**Figure data in JSON:**

:::::

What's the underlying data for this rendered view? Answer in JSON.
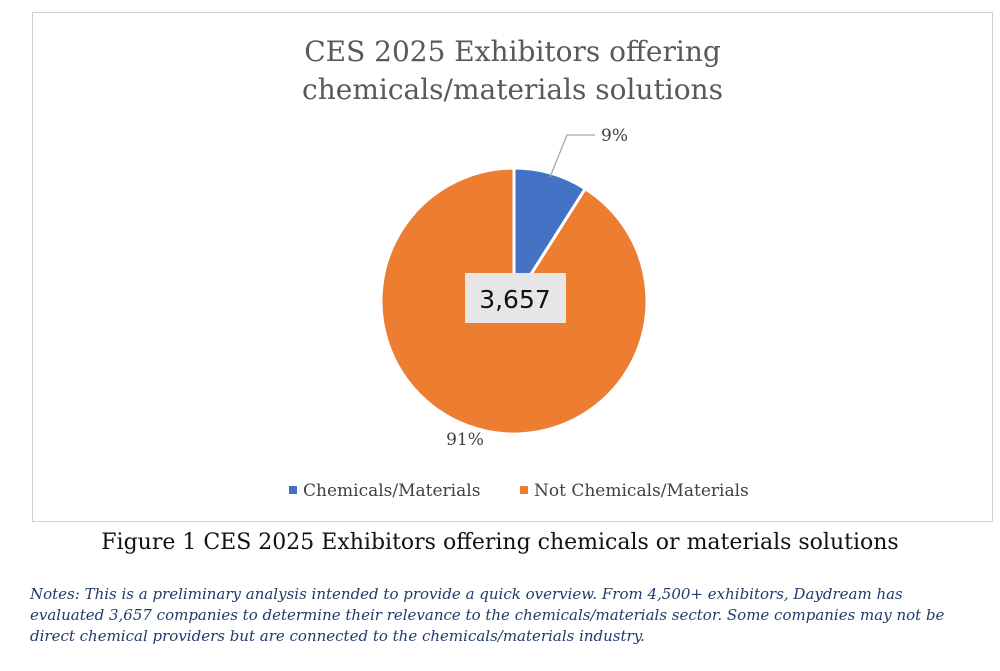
{
  "chart_data": {
    "type": "pie",
    "title": "CES 2025 Exhibitors offering chemicals/materials solutions",
    "center_label": "3,657",
    "slices": [
      {
        "name": "Chemicals/Materials",
        "value": 9,
        "label": "9%",
        "color": "#4472C4"
      },
      {
        "name": "Not Chemicals/Materials",
        "value": 91,
        "label": "91%",
        "color": "#ED7D31"
      }
    ],
    "legend_position": "bottom"
  },
  "figure_caption": "Figure 1 CES 2025 Exhibitors offering chemicals or materials solutions",
  "notes": "Notes: This is a preliminary analysis intended to provide a quick overview. From 4,500+ exhibitors, Daydream has evaluated 3,657 companies to determine their relevance to the chemicals/materials sector. Some companies may not be direct chemical providers but are connected to the chemicals/materials industry."
}
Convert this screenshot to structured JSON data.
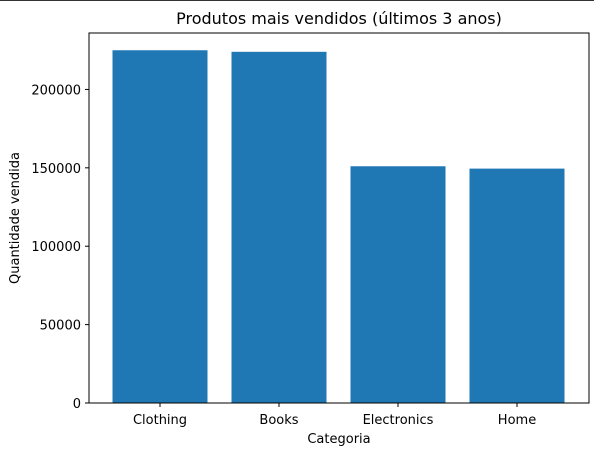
{
  "chart_data": {
    "type": "bar",
    "title": "Produtos mais vendidos (últimos 3 anos)",
    "xlabel": "Categoria",
    "ylabel": "Quantidade vendida",
    "categories": [
      "Clothing",
      "Books",
      "Electronics",
      "Home"
    ],
    "values": [
      225000,
      224000,
      151000,
      149500
    ],
    "ylim": [
      0,
      236000
    ],
    "yticks": [
      0,
      50000,
      100000,
      150000,
      200000
    ],
    "ytick_labels": [
      "0",
      "50000",
      "100000",
      "150000",
      "200000"
    ],
    "bar_color": "#1f77b4",
    "grid": false
  }
}
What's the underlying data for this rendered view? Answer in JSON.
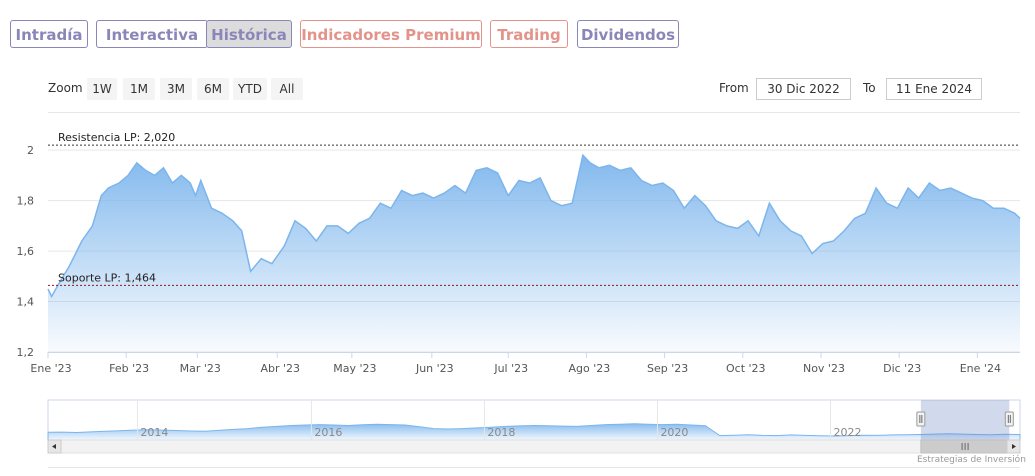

:::::

**Requirement:** Quote the records in full and exactly; skip any image.

**Solution:**
What's the underlying data for this rendered view? Answer in JSON.
{
  "chart_data": {
    "type": "pie",
    "title": "CES 2025 Exhibitors offering chemicals/materials solutions",
    "center_label": "3,657",
    "slices": [
      {
        "name": "Chemicals/Materials",
        "value": 9,
        "label": "9%",
        "color": "#4472C4"
      },
      {
        "name": "Not Chemicals/Materials",
        "value": 91,
        "label": "91%",
        "color": "#ED7D31"
      }
    ],
    "legend_position": "bottom"
  },
  "figure_caption": "Figure 1 CES 2025 Exhibitors offering chemicals or materials solutions",
  "notes": "Notes: This is a preliminary analysis intended to provide a quick overview. From 4,500+ exhibitors, Daydream has evaluated 3,657 companies to determine their relevance to the chemicals/materials sector. Some companies may not be direct chemical providers but are connected to the chemicals/materials industry."
}
Convert this screenshot to structured JSON data.
{
  "chart_data": {
    "type": "bar",
    "title": "Produtos mais vendidos (últimos 3 anos)",
    "xlabel": "Categoria",
    "ylabel": "Quantidade vendida",
    "categories": [
      "Clothing",
      "Books",
      "Electronics",
      "Home"
    ],
    "values": [
      225000,
      224000,
      151000,
      149500
    ],
    "ylim": [
      0,
      236000
    ],
    "yticks": [
      0,
      50000,
      100000,
      150000,
      200000
    ],
    "ytick_labels": [
      "0",
      "50000",
      "100000",
      "150000",
      "200000"
    ],
    "bar_color": "#1f77b4",
    "grid": false
  }
}
What's the underlying data for this rendered view? Answer in JSON.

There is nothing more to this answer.